▶ **Records supplied**:
——

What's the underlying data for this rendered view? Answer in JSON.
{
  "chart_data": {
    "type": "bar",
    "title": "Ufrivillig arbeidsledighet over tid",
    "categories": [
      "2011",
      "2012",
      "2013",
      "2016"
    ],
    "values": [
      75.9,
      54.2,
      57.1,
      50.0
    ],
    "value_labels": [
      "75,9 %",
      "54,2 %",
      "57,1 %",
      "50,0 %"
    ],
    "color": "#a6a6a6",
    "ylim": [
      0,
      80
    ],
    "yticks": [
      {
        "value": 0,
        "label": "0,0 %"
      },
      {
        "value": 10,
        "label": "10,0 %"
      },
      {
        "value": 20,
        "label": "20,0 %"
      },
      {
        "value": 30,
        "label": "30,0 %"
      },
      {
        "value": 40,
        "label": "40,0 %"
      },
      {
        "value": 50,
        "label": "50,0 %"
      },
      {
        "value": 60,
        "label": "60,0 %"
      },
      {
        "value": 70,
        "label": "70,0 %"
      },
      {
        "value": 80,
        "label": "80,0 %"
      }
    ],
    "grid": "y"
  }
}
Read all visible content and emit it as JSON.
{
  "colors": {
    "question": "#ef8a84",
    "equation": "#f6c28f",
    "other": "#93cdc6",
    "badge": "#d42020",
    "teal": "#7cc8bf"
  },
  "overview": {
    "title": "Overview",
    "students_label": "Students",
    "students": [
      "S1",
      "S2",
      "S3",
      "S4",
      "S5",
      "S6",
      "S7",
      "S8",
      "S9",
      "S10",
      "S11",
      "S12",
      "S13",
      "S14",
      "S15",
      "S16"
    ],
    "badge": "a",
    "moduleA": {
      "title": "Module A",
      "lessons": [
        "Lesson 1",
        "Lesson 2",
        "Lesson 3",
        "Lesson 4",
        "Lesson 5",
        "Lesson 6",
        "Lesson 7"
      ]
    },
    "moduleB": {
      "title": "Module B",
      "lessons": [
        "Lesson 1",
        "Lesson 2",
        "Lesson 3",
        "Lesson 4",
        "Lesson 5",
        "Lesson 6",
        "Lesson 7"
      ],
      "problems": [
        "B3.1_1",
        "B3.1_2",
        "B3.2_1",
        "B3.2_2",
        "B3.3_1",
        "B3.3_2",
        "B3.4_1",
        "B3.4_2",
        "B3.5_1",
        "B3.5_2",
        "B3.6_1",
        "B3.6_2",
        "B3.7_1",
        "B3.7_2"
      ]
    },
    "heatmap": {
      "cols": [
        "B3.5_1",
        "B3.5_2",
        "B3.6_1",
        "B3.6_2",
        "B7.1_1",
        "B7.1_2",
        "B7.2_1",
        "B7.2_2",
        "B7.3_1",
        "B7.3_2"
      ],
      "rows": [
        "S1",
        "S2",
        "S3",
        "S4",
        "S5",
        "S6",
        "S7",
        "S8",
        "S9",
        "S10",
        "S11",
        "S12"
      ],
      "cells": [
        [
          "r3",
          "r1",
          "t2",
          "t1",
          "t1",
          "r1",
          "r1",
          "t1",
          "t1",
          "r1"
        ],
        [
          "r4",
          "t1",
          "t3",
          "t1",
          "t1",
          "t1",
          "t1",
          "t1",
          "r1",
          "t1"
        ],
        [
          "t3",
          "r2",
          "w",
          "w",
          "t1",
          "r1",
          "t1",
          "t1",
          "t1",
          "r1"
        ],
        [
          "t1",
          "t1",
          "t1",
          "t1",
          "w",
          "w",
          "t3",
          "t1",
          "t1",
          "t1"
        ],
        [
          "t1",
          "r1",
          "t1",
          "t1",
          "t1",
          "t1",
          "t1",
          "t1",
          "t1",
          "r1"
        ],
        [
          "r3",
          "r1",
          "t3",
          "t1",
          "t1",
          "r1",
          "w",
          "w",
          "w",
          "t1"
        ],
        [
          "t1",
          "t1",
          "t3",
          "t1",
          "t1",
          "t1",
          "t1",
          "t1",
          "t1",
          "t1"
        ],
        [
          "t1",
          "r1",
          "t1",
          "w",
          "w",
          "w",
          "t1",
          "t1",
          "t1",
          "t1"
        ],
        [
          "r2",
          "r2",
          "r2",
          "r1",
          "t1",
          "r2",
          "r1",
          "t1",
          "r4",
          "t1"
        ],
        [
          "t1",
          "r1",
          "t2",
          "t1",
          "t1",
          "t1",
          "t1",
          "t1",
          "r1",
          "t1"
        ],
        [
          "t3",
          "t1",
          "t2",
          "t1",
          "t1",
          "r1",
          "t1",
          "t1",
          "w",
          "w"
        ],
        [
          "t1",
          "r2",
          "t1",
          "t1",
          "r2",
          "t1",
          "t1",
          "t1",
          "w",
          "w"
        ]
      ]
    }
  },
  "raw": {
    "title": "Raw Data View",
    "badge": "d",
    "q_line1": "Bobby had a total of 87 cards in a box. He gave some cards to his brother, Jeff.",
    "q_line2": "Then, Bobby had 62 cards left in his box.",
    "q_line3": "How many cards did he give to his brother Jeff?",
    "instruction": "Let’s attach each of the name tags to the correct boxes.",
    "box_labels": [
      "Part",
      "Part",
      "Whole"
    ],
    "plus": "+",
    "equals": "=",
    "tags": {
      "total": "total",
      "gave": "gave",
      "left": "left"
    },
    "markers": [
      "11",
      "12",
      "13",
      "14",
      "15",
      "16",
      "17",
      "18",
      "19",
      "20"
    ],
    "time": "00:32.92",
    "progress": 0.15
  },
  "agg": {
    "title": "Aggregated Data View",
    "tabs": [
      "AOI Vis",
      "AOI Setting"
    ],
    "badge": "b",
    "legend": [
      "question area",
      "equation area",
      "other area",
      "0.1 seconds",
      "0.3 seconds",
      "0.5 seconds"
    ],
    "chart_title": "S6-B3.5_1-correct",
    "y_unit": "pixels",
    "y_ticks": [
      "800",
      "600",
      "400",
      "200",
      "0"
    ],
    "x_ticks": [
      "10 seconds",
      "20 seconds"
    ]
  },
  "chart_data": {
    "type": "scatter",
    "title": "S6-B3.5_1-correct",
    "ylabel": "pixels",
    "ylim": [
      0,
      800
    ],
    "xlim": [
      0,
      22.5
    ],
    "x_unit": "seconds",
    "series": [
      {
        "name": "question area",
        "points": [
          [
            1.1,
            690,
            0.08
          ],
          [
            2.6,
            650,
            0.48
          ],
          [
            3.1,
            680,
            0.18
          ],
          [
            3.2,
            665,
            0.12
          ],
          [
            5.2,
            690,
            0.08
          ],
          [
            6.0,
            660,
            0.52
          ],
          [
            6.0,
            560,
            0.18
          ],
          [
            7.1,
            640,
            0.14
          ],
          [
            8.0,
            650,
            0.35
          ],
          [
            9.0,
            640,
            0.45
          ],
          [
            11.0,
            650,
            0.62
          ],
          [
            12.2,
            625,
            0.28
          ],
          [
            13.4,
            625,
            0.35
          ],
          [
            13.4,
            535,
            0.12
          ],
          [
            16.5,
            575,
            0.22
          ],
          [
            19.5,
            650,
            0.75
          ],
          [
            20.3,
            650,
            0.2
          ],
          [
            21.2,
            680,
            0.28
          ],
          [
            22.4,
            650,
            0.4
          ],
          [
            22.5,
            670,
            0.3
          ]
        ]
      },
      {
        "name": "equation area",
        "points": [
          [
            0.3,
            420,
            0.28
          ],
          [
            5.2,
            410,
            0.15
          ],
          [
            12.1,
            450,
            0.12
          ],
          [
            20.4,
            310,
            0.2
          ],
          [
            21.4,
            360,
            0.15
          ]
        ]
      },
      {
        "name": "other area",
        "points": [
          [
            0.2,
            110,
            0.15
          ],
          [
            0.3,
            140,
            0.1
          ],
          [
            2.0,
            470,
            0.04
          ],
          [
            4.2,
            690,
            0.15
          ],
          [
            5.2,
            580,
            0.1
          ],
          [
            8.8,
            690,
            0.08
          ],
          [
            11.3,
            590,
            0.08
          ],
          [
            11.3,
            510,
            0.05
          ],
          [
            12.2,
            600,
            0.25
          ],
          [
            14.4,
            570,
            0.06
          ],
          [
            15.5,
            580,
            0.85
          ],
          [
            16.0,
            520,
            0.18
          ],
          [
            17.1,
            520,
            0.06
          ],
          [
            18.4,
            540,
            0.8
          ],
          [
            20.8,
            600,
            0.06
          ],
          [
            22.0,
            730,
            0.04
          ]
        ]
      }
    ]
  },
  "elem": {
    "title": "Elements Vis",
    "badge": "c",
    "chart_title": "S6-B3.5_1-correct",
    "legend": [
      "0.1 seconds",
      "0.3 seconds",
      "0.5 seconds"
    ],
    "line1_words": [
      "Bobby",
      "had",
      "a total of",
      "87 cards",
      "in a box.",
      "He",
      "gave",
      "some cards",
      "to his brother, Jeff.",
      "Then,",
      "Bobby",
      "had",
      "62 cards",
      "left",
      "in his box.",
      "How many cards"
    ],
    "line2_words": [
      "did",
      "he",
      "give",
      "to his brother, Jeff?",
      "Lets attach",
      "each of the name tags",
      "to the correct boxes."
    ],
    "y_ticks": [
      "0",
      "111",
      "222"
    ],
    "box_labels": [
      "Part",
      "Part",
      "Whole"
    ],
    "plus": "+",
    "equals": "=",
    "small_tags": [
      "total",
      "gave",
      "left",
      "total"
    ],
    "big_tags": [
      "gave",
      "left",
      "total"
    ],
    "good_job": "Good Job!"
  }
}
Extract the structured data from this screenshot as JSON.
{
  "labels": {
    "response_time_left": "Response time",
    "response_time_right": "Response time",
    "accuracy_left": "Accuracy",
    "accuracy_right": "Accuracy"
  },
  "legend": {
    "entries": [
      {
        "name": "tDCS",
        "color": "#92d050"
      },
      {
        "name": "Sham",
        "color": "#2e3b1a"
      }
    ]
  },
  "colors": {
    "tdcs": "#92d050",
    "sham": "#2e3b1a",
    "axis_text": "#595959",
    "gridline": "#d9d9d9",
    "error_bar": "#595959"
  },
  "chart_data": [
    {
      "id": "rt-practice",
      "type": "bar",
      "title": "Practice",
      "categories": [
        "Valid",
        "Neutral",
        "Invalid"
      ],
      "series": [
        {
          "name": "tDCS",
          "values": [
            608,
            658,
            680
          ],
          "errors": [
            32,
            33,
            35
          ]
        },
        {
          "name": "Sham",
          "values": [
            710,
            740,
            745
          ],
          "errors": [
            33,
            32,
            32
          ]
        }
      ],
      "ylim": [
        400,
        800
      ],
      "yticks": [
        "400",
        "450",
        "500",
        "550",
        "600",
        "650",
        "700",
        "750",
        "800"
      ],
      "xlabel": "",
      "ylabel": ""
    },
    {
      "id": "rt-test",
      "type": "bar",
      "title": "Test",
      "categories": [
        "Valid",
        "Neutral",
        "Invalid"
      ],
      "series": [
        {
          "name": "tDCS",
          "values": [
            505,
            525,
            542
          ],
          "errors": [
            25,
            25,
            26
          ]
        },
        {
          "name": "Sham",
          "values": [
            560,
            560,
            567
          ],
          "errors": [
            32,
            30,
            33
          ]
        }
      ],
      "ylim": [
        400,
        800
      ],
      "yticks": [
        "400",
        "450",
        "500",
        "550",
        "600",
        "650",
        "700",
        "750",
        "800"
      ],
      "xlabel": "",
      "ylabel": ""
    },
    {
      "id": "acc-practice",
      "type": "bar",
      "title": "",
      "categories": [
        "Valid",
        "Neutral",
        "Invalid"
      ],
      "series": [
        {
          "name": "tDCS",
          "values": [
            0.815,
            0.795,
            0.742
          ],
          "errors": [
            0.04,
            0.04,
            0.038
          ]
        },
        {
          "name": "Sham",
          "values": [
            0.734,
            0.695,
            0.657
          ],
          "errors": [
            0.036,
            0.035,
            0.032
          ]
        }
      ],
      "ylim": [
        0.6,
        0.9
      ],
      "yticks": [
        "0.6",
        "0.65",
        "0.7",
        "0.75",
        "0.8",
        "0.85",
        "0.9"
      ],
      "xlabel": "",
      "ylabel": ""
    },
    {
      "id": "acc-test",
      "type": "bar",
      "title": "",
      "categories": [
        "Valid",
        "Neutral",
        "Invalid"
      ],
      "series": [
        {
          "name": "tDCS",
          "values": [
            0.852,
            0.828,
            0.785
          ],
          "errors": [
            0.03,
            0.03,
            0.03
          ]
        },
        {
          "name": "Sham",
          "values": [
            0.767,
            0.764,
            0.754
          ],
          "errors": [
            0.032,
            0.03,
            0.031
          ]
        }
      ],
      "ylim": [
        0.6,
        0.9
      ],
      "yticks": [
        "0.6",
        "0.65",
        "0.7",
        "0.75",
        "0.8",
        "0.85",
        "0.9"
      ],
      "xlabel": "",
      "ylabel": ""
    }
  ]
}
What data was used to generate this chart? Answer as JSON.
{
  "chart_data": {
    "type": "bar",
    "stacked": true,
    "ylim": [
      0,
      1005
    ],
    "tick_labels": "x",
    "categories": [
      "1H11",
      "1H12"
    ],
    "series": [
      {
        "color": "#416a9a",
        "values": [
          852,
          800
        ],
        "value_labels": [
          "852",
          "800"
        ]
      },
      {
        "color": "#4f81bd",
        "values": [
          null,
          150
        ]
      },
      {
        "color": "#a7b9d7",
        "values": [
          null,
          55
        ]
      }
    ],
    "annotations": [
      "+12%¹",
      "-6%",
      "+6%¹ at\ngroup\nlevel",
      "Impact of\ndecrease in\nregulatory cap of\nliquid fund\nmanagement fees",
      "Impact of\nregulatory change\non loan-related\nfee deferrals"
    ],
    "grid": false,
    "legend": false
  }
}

——

▶ **Aim of the task**: Copy out each line of the entries that holds "What".

▶ **Output of the task**:
What's the underlying data for this rendered view? Answer in JSON.
What data was used to generate this chart? Answer as JSON.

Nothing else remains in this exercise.